--- START OF Data shown ---

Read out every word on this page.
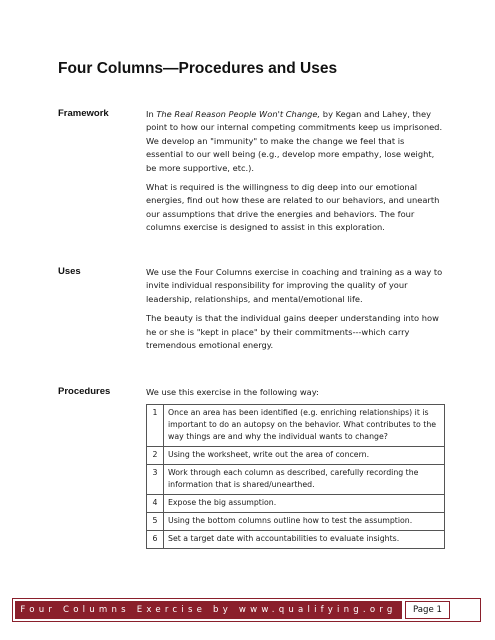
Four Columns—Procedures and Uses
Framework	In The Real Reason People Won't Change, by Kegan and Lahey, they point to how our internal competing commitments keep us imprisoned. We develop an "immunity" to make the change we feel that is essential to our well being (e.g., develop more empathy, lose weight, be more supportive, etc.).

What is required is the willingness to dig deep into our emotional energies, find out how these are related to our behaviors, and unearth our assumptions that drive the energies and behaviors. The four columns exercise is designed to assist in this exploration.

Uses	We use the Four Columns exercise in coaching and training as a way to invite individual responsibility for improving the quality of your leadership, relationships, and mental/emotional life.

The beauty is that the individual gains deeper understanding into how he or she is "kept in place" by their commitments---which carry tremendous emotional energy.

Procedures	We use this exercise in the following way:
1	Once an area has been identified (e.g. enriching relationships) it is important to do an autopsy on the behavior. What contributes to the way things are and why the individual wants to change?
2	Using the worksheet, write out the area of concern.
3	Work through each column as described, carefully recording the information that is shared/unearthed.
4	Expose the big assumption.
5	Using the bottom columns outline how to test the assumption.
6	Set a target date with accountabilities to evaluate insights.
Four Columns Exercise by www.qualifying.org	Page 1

--- END OF Data shown ---
--- START OF Data shown ---

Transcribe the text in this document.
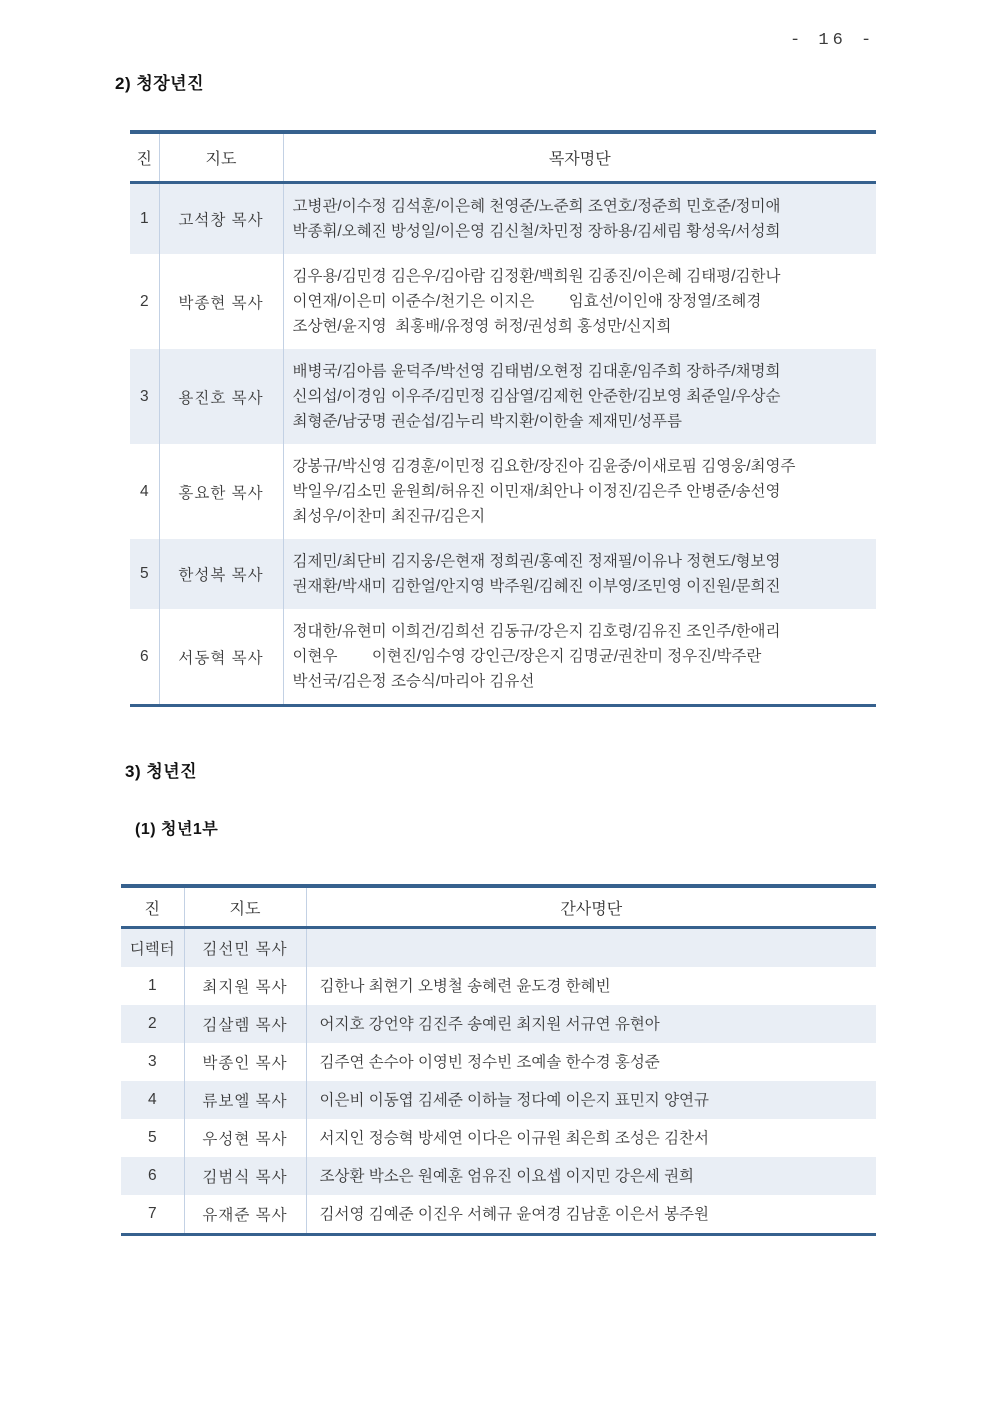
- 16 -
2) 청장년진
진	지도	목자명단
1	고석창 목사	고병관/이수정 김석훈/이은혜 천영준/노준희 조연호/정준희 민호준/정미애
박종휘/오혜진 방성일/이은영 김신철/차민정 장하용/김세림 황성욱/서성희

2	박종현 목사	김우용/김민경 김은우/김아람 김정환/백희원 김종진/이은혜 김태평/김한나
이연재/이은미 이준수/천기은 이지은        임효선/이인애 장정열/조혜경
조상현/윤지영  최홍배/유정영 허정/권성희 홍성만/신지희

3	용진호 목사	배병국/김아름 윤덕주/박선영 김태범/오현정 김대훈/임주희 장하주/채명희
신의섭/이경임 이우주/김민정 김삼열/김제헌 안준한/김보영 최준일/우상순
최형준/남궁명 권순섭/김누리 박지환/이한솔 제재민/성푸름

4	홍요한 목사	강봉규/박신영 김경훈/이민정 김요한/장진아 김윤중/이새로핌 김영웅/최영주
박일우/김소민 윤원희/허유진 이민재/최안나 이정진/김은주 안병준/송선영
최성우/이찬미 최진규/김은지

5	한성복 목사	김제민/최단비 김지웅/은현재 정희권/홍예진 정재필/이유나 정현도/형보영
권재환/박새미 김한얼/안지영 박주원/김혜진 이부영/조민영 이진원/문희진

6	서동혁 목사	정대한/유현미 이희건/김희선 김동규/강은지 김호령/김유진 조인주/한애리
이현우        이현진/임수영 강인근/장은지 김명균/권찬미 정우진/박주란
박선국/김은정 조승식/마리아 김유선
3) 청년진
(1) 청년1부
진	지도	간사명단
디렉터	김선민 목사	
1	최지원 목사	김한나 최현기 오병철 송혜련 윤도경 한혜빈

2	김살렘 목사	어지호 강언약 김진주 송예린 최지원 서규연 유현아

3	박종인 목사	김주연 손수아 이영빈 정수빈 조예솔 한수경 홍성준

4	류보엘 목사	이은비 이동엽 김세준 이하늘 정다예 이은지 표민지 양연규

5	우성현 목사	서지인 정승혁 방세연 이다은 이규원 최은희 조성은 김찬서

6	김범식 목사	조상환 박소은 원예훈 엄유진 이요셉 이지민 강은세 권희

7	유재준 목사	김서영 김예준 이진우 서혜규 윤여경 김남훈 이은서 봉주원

--- END OF Data shown ---

▶ _Instruction_:
List every line above that contains the word "change".

▶ _Result for this task_:
Framework	In The Real Reason People Won't Change, by Kegan and Lahey, they point to how our internal competing commitments keep us imprisoned. We develop an "immunity" to make the change we feel that is essential to our well being (e.g., develop more empathy, lose weight, be more supportive, etc.).
1	Once an area has been identified (e.g. enriching relationships) it is important to do an autopsy on the behavior. What contributes to the way things are and why the individual wants to change?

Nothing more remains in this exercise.